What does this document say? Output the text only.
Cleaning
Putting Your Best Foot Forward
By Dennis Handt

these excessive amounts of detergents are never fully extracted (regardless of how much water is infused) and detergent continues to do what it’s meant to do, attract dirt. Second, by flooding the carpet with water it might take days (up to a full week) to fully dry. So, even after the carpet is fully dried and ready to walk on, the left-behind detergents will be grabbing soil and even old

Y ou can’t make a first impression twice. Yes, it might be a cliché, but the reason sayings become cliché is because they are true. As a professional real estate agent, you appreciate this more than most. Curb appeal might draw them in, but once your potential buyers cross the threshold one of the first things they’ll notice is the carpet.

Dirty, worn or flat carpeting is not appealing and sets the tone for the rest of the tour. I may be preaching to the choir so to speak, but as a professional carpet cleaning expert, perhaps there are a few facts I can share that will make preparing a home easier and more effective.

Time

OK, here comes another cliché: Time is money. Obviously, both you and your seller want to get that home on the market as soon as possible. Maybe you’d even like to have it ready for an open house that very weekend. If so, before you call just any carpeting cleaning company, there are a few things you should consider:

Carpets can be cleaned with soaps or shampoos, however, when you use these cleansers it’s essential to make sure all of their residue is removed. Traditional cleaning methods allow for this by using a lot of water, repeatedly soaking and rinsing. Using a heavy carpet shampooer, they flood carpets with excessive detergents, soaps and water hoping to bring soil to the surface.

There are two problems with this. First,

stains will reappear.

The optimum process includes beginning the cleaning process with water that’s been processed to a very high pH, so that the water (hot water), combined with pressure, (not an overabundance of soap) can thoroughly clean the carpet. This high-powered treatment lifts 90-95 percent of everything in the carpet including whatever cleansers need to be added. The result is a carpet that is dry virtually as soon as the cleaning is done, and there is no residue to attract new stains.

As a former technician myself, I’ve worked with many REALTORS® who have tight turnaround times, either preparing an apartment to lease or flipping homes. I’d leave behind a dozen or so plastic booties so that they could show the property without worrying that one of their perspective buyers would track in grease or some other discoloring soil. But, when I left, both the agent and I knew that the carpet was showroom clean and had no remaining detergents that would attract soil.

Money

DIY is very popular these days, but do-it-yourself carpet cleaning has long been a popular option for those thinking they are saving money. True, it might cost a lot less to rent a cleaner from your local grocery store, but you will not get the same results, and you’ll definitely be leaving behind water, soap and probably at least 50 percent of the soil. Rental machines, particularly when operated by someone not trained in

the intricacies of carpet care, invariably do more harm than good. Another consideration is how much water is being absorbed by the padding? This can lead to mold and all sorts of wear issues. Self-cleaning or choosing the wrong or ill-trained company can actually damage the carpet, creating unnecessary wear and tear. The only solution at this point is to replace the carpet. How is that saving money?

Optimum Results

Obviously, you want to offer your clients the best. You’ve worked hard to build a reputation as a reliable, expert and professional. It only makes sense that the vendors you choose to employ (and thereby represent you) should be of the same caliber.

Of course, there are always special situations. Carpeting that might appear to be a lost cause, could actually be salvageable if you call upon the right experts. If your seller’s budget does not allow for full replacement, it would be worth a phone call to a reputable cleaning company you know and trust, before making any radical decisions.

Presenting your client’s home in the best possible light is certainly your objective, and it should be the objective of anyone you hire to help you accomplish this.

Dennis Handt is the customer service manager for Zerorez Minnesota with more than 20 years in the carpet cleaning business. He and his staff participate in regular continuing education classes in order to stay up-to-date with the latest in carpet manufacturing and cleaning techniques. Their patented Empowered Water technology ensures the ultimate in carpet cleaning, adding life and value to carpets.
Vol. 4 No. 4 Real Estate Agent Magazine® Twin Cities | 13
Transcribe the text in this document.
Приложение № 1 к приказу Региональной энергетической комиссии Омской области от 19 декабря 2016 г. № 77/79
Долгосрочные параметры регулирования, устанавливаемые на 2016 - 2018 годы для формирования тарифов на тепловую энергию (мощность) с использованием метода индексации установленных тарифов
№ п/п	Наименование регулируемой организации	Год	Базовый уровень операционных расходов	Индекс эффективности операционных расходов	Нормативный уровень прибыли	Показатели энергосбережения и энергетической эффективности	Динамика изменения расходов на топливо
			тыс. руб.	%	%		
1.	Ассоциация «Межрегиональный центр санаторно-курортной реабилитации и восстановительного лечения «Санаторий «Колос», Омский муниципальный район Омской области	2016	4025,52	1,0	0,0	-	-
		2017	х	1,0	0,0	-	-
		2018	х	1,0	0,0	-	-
+===+
The records above should be restated word for word, please.

=== RESPONSE TO THIS TASK ===
What does this document say? Output the text only.
Cleaning
Putting Your Best Foot Forward
By Dennis Handt

these excessive amounts of detergents are never fully extracted (regardless of how much water is infused) and detergent continues to do what it’s meant to do, attract dirt. Second, by flooding the carpet with water it might take days (up to a full week) to fully dry. So, even after the carpet is fully dried and ready to walk on, the left-behind detergents will be grabbing soil and even old

Y ou can’t make a first impression twice. Yes, it might be a cliché, but the reason sayings become cliché is because they are true. As a professional real estate agent, you appreciate this more than most. Curb appeal might draw them in, but once your potential buyers cross the threshold one of the first things they’ll notice is the carpet.

Dirty, worn or flat carpeting is not appealing and sets the tone for the rest of the tour. I may be preaching to the choir so to speak, but as a professional carpet cleaning expert, perhaps there are a few facts I can share that will make preparing a home easier and more effective.

Time

OK, here comes another cliché: Time is money. Obviously, both you and your seller want to get that home on the market as soon as possible. Maybe you’d even like to have it ready for an open house that very weekend. If so, before you call just any carpeting cleaning company, there are a few things you should consider:

Carpets can be cleaned with soaps or shampoos, however, when you use these cleansers it’s essential to make sure all of their residue is removed. Traditional cleaning methods allow for this by using a lot of water, repeatedly soaking and rinsing. Using a heavy carpet shampooer, they flood carpets with excessive detergents, soaps and water hoping to bring soil to the surface.

There are two problems with this. First,

stains will reappear.

The optimum process includes beginning the cleaning process with water that’s been processed to a very high pH, so that the water (hot water), combined with pressure, (not an overabundance of soap) can thoroughly clean the carpet. This high-powered treatment lifts 90-95 percent of everything in the carpet including whatever cleansers need to be added. The result is a carpet that is dry virtually as soon as the cleaning is done, and there is no residue to attract new stains.

As a former technician myself, I’ve worked with many REALTORS® who have tight turnaround times, either preparing an apartment to lease or flipping homes. I’d leave behind a dozen or so plastic booties so that they could show the property without worrying that one of their perspective buyers would track in grease or some other discoloring soil. But, when I left, both the agent and I knew that the carpet was showroom clean and had no remaining detergents that would attract soil.

Money

DIY is very popular these days, but do-it-yourself carpet cleaning has long been a popular option for those thinking they are saving money. True, it might cost a lot less to rent a cleaner from your local grocery store, but you will not get the same results, and you’ll definitely be leaving behind water, soap and probably at least 50 percent of the soil. Rental machines, particularly when operated by someone not trained in

the intricacies of carpet care, invariably do more harm than good. Another consideration is how much water is being absorbed by the padding? This can lead to mold and all sorts of wear issues. Self-cleaning or choosing the wrong or ill-trained company can actually damage the carpet, creating unnecessary wear and tear. The only solution at this point is to replace the carpet. How is that saving money?

Optimum Results

Obviously, you want to offer your clients the best. You’ve worked hard to build a reputation as a reliable, expert and professional. It only makes sense that the vendors you choose to employ (and thereby represent you) should be of the same caliber.

Of course, there are always special situations. Carpeting that might appear to be a lost cause, could actually be salvageable if you call upon the right experts. If your seller’s budget does not allow for full replacement, it would be worth a phone call to a reputable cleaning company you know and trust, before making any radical decisions.

Presenting your client’s home in the best possible light is certainly your objective, and it should be the objective of anyone you hire to help you accomplish this.

Dennis Handt is the customer service manager for Zerorez Minnesota with more than 20 years in the carpet cleaning business. He and his staff participate in regular continuing education classes in order to stay up-to-date with the latest in carpet manufacturing and cleaning techniques. Their patented Empowered Water technology ensures the ultimate in carpet cleaning, adding life and value to carpets.
Vol. 4 No. 4 Real Estate Agent Magazine® Twin Cities | 13
Transcribe the text in this document.
Приложение № 1 к приказу Региональной энергетической комиссии Омской области от 19 декабря 2016 г. № 77/79
Долгосрочные параметры регулирования, устанавливаемые на 2016 - 2018 годы для формирования тарифов на тепловую энергию (мощность) с использованием метода индексации установленных тарифов
№ п/п	Наименование регулируемой организации	Год	Базовый уровень операционных расходов	Индекс эффективности операционных расходов	Нормативный уровень прибыли	Показатели энергосбережения и энергетической эффективности	Динамика изменения расходов на топливо
			тыс. руб.	%	%		
1.	Ассоциация «Межрегиональный центр санаторно-курортной реабилитации и восстановительного лечения «Санаторий «Колос», Омский муниципальный район Омской области	2016	4025,52	1,0	0,0	-	-
		2017	х	1,0	0,0	-	-
		2018	х	1,0	0,0	-	-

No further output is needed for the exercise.